WHAT YOU HAVE TO DO :: Transcribe every entry below word for word, but skip the pictures.

======== EXTRACTED INFORMATION ========

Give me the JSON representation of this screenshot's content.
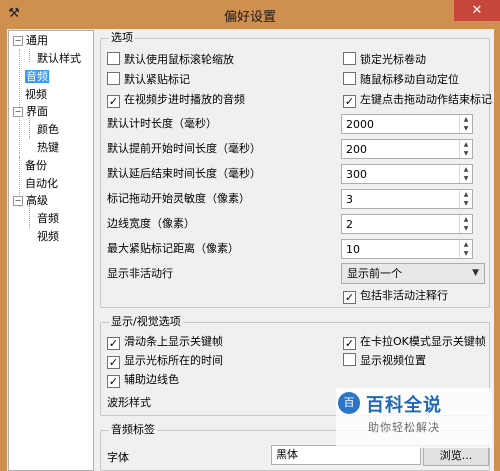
{
  "window": {
    "title": "偏好设置",
    "close_glyph": "✕",
    "app_icon": "hammer-icon",
    "accent": "#cf8f4f"
  },
  "sidebar": {
    "items": [
      {
        "label": "通用",
        "expander": "⊟"
      },
      {
        "label": "默认样式"
      },
      {
        "label": "音频"
      },
      {
        "label": "视频"
      },
      {
        "label": "界面",
        "expander": "⊟"
      },
      {
        "label": "颜色"
      },
      {
        "label": "热键"
      },
      {
        "label": "备份"
      },
      {
        "label": "自动化"
      },
      {
        "label": "高级",
        "expander": "⊟"
      },
      {
        "label": "音频"
      },
      {
        "label": "视频"
      }
    ],
    "selected": "音频"
  },
  "options": {
    "title": "选项",
    "checkboxes": [
      {
        "label": "默认使用鼠标滚轮缩放",
        "checked": false
      },
      {
        "label": "锁定光标卷动",
        "checked": false
      },
      {
        "label": "默认紧贴标记",
        "checked": false
      },
      {
        "label": "随鼠标移动自动定位",
        "checked": false
      },
      {
        "label": "在视频步进时播放的音频",
        "checked": true
      },
      {
        "label": "左键点击拖动动作结束标记",
        "checked": true
      }
    ],
    "fields": [
      {
        "label": "默认计时长度（毫秒）",
        "value": "2000"
      },
      {
        "label": "默认提前开始时间长度（毫秒）",
        "value": "200"
      },
      {
        "label": "默认延后结束时间长度（毫秒）",
        "value": "300"
      },
      {
        "label": "标记拖动开始灵敏度（像素）",
        "value": "3"
      },
      {
        "label": "边线宽度（像素）",
        "value": "2"
      },
      {
        "label": "最大紧贴标记距离（像素）",
        "value": "10"
      }
    ],
    "inactive": {
      "label": "显示非活动行",
      "value": "显示前一个"
    },
    "include_comments": {
      "label": "包括非活动注释行",
      "checked": true
    }
  },
  "display": {
    "title": "显示/视觉选项",
    "checkboxes": [
      {
        "label": "滑动条上显示关键帧",
        "checked": true
      },
      {
        "label": "在卡拉OK模式显示关键帧",
        "checked": true
      },
      {
        "label": "显示光标所在的时间",
        "checked": true
      },
      {
        "label": "显示视频位置",
        "checked": false
      },
      {
        "label": "辅助边线色",
        "checked": true
      }
    ],
    "waveform_label": "波形样式"
  },
  "audio_labels": {
    "title": "音频标签",
    "font_label": "字体",
    "font_value": "黑体",
    "browse_label": "浏览..."
  },
  "watermark": {
    "logo": "百",
    "title": "百科全说",
    "subtitle": "助你轻松解决"
  }
}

========

WRITTEN RESPONSE ::
Give me the JSON representation of this screenshot's content.
{
  "window": {
    "title": "偏好设置",
    "close_glyph": "✕",
    "app_icon": "hammer-icon",
    "accent": "#cf8f4f"
  },
  "sidebar": {
    "items": [
      {
        "label": "通用",
        "expander": "⊟"
      },
      {
        "label": "默认样式"
      },
      {
        "label": "音频"
      },
      {
        "label": "视频"
      },
      {
        "label": "界面",
        "expander": "⊟"
      },
      {
        "label": "颜色"
      },
      {
        "label": "热键"
      },
      {
        "label": "备份"
      },
      {
        "label": "自动化"
      },
      {
        "label": "高级",
        "expander": "⊟"
      },
      {
        "label": "音频"
      },
      {
        "label": "视频"
      }
    ],
    "selected": "音频"
  },
  "options": {
    "title": "选项",
    "checkboxes": [
      {
        "label": "默认使用鼠标滚轮缩放",
        "checked": false
      },
      {
        "label": "锁定光标卷动",
        "checked": false
      },
      {
        "label": "默认紧贴标记",
        "checked": false
      },
      {
        "label": "随鼠标移动自动定位",
        "checked": false
      },
      {
        "label": "在视频步进时播放的音频",
        "checked": true
      },
      {
        "label": "左键点击拖动动作结束标记",
        "checked": true
      }
    ],
    "fields": [
      {
        "label": "默认计时长度（毫秒）",
        "value": "2000"
      },
      {
        "label": "默认提前开始时间长度（毫秒）",
        "value": "200"
      },
      {
        "label": "默认延后结束时间长度（毫秒）",
        "value": "300"
      },
      {
        "label": "标记拖动开始灵敏度（像素）",
        "value": "3"
      },
      {
        "label": "边线宽度（像素）",
        "value": "2"
      },
      {
        "label": "最大紧贴标记距离（像素）",
        "value": "10"
      }
    ],
    "inactive": {
      "label": "显示非活动行",
      "value": "显示前一个"
    },
    "include_comments": {
      "label": "包括非活动注释行",
      "checked": true
    }
  },
  "display": {
    "title": "显示/视觉选项",
    "checkboxes": [
      {
        "label": "滑动条上显示关键帧",
        "checked": true
      },
      {
        "label": "在卡拉OK模式显示关键帧",
        "checked": true
      },
      {
        "label": "显示光标所在的时间",
        "checked": true
      },
      {
        "label": "显示视频位置",
        "checked": false
      },
      {
        "label": "辅助边线色",
        "checked": true
      }
    ],
    "waveform_label": "波形样式"
  },
  "audio_labels": {
    "title": "音频标签",
    "font_label": "字体",
    "font_value": "黑体",
    "browse_label": "浏览..."
  },
  "watermark": {
    "logo": "百",
    "title": "百科全说",
    "subtitle": "助你轻松解决"
  }
}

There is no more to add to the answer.